What you are asked to do>
Every line of the listing must be reproduced as it stands. Leave the images behind.

Material for this exercise>
----------------------------------------

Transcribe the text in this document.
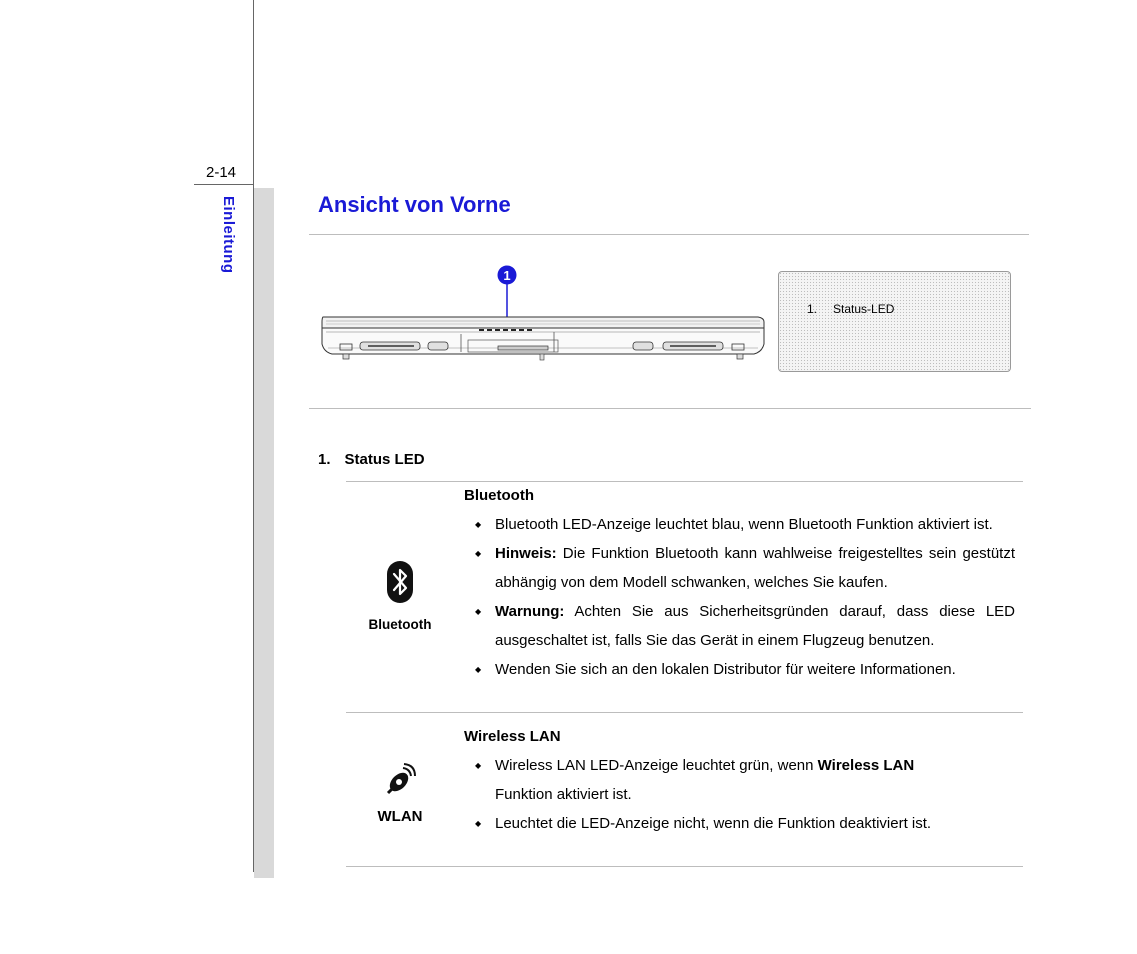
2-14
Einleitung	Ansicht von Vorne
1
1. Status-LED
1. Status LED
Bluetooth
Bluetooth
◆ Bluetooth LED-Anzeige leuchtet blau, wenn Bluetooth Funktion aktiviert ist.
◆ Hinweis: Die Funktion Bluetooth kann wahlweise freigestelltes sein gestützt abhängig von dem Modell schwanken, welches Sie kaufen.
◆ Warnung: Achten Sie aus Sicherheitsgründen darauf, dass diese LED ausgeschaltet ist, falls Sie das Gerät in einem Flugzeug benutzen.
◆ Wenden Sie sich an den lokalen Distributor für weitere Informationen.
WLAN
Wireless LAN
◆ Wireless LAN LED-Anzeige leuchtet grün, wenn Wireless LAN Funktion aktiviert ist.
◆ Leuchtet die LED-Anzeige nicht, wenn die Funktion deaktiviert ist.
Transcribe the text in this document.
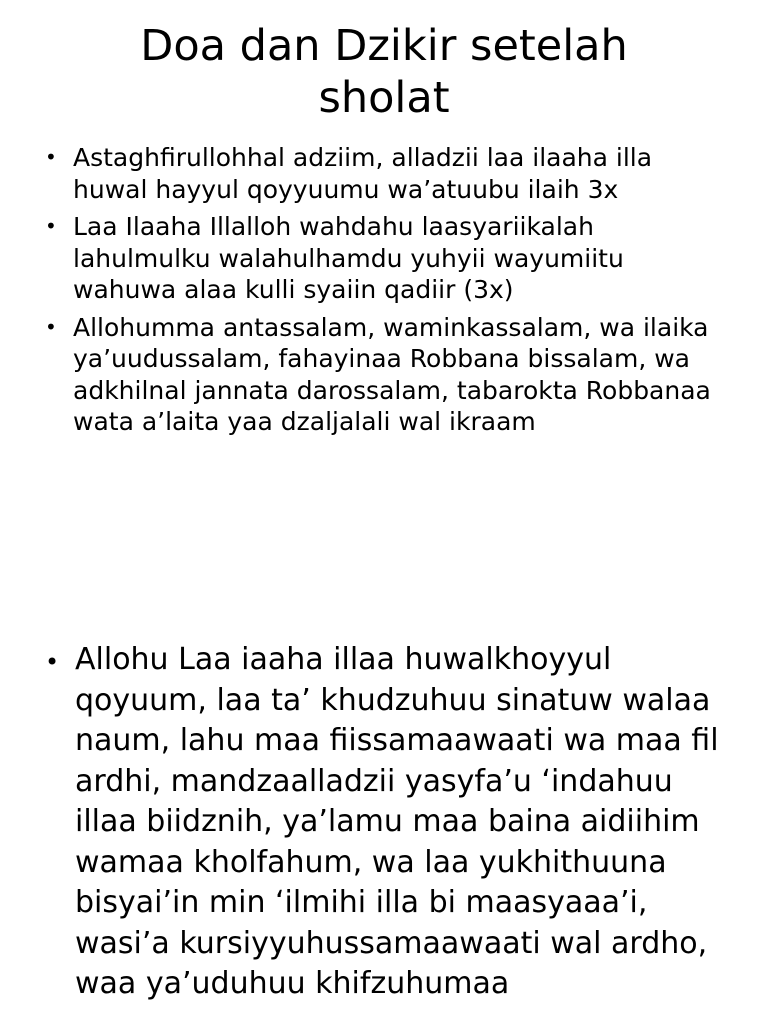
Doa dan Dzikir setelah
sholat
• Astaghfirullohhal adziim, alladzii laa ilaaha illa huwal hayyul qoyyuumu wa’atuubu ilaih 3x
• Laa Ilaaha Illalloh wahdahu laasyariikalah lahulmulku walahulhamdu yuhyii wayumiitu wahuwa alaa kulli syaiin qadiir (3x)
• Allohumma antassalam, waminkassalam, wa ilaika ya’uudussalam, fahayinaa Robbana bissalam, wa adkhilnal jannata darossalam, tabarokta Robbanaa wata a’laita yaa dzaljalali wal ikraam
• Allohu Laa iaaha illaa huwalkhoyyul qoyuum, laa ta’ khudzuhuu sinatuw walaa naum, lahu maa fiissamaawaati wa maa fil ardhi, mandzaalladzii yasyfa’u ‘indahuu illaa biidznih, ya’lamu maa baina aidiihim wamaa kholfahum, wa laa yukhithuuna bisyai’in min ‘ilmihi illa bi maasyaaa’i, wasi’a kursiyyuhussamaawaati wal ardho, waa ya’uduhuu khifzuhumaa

----------------------------------------

Written solution>
Transcribe the text in this document.
2-14
Einleitung	Ansicht von Vorne
1
1. Status-LED
1. Status LED
Bluetooth
Bluetooth
◆ Bluetooth LED-Anzeige leuchtet blau, wenn Bluetooth Funktion aktiviert ist.
◆ Hinweis: Die Funktion Bluetooth kann wahlweise freigestelltes sein gestützt abhängig von dem Modell schwanken, welches Sie kaufen.
◆ Warnung: Achten Sie aus Sicherheitsgründen darauf, dass diese LED ausgeschaltet ist, falls Sie das Gerät in einem Flugzeug benutzen.
◆ Wenden Sie sich an den lokalen Distributor für weitere Informationen.
WLAN
Wireless LAN
◆ Wireless LAN LED-Anzeige leuchtet grün, wenn Wireless LAN Funktion aktiviert ist.
◆ Leuchtet die LED-Anzeige nicht, wenn die Funktion deaktiviert ist.
Transcribe the text in this document.
Doa dan Dzikir setelah
sholat
• Astaghfirullohhal adziim, alladzii laa ilaaha illa huwal hayyul qoyyuumu wa’atuubu ilaih 3x
• Laa Ilaaha Illalloh wahdahu laasyariikalah lahulmulku walahulhamdu yuhyii wayumiitu wahuwa alaa kulli syaiin qadiir (3x)
• Allohumma antassalam, waminkassalam, wa ilaika ya’uudussalam, fahayinaa Robbana bissalam, wa adkhilnal jannata darossalam, tabarokta Robbanaa wata a’laita yaa dzaljalali wal ikraam
• Allohu Laa iaaha illaa huwalkhoyyul qoyuum, laa ta’ khudzuhuu sinatuw walaa naum, lahu maa fiissamaawaati wa maa fil ardhi, mandzaalladzii yasyfa’u ‘indahuu illaa biidznih, ya’lamu maa baina aidiihim wamaa kholfahum, wa laa yukhithuuna bisyai’in min ‘ilmihi illa bi maasyaaa’i, wasi’a kursiyyuhussamaawaati wal ardho, waa ya’uduhuu khifzuhumaa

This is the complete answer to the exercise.